### Entries provided ###

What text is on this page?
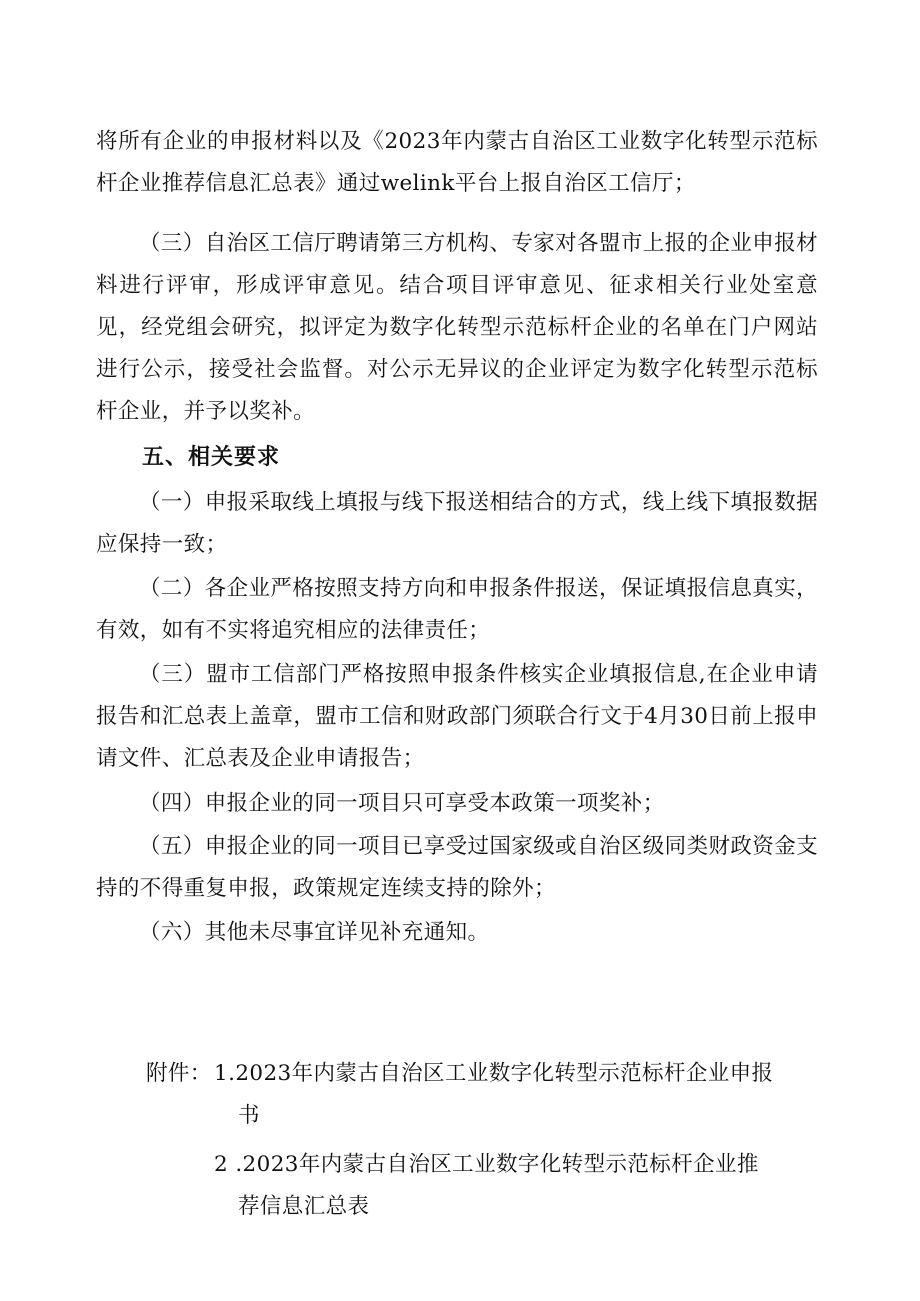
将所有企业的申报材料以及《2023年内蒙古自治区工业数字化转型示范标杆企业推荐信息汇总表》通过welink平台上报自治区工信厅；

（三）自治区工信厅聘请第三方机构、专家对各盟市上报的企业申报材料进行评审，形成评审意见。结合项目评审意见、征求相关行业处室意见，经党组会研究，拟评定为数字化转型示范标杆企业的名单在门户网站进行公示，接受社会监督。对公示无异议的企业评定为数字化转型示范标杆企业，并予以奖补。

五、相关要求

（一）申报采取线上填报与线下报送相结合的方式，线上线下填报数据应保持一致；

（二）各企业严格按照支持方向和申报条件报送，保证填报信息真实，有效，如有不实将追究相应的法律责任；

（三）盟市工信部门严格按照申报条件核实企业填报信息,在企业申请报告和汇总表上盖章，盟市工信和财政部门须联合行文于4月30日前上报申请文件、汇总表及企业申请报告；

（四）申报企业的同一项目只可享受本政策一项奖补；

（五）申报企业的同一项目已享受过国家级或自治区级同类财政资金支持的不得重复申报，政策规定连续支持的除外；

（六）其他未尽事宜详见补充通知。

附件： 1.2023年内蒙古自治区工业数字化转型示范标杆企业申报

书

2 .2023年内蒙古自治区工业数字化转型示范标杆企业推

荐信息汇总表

###
### Entries provided ###

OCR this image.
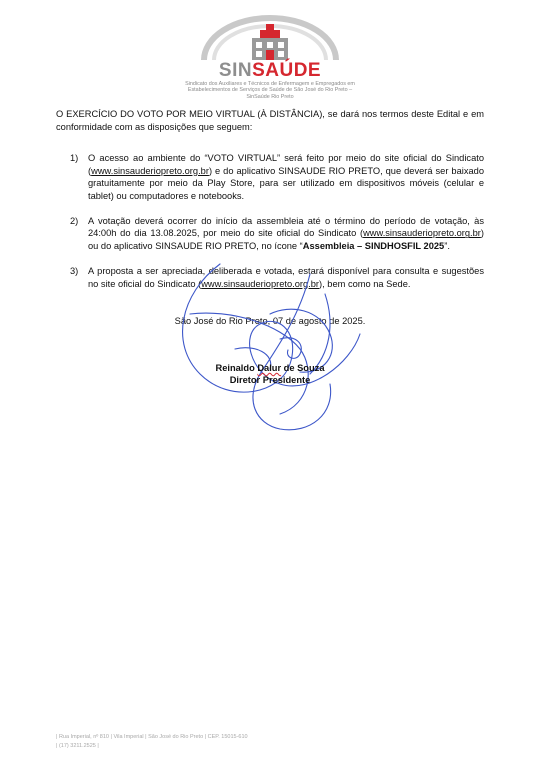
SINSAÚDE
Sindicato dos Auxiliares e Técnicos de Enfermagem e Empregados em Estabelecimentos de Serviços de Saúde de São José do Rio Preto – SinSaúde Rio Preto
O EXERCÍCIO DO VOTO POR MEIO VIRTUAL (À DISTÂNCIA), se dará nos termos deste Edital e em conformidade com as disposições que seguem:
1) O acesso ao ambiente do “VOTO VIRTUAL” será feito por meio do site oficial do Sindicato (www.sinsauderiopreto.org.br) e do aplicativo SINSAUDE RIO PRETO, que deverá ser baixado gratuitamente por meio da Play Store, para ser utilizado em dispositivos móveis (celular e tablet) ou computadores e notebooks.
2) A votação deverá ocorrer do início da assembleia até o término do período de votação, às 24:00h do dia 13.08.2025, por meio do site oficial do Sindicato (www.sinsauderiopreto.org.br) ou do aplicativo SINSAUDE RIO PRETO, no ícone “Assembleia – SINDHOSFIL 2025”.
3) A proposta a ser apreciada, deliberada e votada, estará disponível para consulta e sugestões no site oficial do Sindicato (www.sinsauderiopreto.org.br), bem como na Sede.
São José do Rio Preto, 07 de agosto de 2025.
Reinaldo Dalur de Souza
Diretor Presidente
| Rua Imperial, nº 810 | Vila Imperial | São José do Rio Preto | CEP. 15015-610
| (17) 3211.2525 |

###

Given request: Gather up the lines containing the word "Sindicato" from these records and copy them.

Full solution:
Sindicato dos Auxiliares e Técnicos de Enfermagem e Empregados em Estabelecimentos de Serviços de Saúde de São José do Rio Preto – SinSaúde Rio Preto
1) O acesso ao ambiente do “VOTO VIRTUAL” será feito por meio do site oficial do Sindicato (www.sinsauderiopreto.org.br) e do aplicativo SINSAUDE RIO PRETO, que deverá ser baixado gratuitamente por meio da Play Store, para ser utilizado em dispositivos móveis (celular e tablet) ou computadores e notebooks.
2) A votação deverá ocorrer do início da assembleia até o término do período de votação, às 24:00h do dia 13.08.2025, por meio do site oficial do Sindicato (www.sinsauderiopreto.org.br) ou do aplicativo SINSAUDE RIO PRETO, no ícone “Assembleia – SINDHOSFIL 2025”.
3) A proposta a ser apreciada, deliberada e votada, estará disponível para consulta e sugestões no site oficial do Sindicato (www.sinsauderiopreto.org.br), bem como na Sede.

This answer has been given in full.